• TASK TO CARRY OUT
For every line in the data below that contains "throne", copy the line.

╭─ ENTRIES SUPPLIED

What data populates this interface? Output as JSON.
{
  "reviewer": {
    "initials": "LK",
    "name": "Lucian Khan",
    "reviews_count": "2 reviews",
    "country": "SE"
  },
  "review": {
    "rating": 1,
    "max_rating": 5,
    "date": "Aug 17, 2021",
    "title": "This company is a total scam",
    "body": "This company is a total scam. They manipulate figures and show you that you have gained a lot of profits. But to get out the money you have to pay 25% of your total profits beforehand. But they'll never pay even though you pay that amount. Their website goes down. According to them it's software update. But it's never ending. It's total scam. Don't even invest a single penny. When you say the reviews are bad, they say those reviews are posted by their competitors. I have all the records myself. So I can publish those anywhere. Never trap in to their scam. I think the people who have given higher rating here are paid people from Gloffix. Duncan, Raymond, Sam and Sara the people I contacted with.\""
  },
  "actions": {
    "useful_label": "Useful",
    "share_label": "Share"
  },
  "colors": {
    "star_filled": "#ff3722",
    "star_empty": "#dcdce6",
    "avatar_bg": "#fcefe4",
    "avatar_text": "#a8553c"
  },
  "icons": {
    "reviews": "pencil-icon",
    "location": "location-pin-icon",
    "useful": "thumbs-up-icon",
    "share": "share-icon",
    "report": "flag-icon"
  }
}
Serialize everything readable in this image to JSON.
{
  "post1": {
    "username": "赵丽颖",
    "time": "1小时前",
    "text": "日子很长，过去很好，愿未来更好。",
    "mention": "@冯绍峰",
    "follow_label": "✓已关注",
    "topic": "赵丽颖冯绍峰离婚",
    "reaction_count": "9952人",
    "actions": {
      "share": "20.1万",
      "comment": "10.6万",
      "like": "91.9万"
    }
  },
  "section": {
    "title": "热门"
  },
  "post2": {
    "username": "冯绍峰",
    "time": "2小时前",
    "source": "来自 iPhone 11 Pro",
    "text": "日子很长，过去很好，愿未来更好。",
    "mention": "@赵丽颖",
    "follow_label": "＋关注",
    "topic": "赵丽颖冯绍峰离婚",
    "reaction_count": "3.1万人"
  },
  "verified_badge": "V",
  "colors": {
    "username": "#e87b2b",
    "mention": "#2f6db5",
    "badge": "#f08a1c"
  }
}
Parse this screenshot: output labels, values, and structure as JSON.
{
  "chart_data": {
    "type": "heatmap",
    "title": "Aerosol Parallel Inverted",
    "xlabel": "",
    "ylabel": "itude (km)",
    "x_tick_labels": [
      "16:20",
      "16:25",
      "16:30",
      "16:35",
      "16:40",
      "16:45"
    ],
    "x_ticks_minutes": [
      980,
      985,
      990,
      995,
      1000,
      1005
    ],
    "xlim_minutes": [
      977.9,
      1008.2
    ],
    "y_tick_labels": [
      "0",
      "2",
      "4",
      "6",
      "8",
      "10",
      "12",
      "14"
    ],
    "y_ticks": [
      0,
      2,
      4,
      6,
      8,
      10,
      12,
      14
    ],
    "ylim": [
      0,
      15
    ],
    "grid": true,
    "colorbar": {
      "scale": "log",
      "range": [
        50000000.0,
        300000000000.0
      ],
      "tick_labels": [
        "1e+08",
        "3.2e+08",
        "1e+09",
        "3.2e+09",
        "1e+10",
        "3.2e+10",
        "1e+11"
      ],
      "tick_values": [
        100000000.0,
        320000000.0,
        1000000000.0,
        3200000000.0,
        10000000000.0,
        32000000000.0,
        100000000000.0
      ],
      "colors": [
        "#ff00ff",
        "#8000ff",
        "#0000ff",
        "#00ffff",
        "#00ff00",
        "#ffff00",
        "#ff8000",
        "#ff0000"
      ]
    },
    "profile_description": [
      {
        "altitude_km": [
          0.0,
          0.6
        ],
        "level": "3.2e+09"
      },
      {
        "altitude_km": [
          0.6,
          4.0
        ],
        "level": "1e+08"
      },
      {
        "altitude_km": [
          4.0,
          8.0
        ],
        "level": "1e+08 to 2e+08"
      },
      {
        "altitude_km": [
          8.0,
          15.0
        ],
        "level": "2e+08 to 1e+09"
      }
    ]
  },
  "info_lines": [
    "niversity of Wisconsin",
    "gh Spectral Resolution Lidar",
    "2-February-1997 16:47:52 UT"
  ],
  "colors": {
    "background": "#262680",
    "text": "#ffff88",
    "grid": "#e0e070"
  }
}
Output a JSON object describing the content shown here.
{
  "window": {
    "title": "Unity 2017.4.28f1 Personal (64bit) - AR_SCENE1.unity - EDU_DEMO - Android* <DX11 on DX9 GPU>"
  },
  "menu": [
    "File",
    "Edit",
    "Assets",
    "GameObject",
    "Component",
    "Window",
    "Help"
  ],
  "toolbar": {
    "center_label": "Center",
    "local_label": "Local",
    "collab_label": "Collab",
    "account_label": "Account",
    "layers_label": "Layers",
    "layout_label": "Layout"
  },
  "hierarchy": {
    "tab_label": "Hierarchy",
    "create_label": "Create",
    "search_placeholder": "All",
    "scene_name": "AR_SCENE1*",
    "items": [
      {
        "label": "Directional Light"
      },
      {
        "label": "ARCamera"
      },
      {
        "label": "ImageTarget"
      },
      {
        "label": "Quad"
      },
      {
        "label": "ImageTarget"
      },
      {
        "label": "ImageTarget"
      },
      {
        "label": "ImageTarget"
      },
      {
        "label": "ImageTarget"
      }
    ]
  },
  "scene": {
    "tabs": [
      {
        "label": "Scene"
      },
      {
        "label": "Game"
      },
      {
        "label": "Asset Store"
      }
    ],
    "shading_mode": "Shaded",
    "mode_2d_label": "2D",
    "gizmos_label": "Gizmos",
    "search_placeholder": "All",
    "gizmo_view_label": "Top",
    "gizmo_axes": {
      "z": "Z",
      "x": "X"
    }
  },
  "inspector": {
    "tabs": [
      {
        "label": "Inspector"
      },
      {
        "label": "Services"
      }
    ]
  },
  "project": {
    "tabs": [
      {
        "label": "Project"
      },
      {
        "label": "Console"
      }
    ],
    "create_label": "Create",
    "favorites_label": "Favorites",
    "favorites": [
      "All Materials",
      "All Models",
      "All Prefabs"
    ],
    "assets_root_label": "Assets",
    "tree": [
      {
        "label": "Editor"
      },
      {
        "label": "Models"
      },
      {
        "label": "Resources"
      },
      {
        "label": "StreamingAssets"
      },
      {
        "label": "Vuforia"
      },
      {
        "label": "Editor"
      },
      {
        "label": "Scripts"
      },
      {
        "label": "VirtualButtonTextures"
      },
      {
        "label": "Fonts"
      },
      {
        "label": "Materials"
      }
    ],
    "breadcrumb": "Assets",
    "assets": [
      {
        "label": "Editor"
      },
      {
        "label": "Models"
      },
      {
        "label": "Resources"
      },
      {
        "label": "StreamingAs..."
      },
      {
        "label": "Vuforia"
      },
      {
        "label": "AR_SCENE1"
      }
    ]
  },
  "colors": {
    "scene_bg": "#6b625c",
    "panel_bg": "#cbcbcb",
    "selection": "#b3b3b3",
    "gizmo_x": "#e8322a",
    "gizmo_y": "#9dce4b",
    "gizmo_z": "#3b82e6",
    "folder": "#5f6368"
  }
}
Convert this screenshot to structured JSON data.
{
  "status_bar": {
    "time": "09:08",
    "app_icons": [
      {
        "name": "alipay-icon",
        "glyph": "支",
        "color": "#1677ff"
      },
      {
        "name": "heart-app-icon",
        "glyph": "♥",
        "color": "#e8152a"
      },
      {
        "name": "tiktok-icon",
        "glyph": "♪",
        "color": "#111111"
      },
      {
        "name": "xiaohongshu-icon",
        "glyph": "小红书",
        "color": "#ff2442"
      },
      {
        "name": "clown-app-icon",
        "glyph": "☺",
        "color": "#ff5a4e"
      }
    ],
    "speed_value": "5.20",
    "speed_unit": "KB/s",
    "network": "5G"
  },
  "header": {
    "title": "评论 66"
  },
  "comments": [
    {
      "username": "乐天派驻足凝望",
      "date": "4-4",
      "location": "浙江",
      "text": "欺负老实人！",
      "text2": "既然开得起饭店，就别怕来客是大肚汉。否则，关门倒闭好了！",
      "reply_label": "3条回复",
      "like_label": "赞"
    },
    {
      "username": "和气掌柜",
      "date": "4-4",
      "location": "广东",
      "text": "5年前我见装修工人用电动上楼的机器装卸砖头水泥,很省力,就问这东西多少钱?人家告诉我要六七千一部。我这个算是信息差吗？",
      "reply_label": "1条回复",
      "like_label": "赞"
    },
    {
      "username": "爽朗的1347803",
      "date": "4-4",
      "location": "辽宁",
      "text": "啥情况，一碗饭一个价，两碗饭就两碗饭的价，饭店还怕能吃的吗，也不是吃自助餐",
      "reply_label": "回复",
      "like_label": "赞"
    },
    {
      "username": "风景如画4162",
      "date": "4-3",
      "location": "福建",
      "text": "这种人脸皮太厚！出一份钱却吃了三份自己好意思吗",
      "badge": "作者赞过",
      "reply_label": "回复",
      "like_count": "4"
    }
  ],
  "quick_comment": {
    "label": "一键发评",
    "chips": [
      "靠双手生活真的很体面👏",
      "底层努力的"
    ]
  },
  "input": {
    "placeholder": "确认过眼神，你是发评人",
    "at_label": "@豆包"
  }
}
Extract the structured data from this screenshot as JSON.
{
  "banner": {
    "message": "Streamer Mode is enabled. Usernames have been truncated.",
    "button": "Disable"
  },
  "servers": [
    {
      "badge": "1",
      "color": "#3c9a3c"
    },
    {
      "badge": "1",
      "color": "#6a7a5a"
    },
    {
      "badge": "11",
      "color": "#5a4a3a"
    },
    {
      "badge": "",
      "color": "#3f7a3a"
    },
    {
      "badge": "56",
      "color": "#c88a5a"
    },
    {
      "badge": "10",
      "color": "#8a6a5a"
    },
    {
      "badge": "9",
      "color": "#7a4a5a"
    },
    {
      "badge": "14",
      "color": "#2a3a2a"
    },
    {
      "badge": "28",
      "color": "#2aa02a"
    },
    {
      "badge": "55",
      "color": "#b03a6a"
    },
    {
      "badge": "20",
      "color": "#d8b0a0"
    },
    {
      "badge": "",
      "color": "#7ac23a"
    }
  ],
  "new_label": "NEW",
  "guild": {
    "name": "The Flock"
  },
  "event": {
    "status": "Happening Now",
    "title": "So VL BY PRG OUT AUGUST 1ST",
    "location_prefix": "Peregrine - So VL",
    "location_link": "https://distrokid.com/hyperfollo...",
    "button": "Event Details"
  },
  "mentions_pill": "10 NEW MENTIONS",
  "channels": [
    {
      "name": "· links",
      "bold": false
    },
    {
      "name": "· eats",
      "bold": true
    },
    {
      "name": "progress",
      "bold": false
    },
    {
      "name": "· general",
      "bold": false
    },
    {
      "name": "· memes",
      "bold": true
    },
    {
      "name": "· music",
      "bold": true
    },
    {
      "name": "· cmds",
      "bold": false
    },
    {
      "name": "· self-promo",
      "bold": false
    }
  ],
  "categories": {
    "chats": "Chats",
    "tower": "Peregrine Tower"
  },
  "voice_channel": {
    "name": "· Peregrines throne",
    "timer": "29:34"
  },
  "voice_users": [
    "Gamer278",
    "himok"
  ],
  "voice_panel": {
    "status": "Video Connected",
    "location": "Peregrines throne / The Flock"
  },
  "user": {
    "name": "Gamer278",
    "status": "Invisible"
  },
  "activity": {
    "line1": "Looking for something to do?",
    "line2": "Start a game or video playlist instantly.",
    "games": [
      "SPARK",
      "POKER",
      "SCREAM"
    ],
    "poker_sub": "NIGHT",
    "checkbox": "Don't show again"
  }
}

╰─

• COMPLETED TASK
    "name": "· Peregrines throne",
    "location": "Peregrines throne / The Flock"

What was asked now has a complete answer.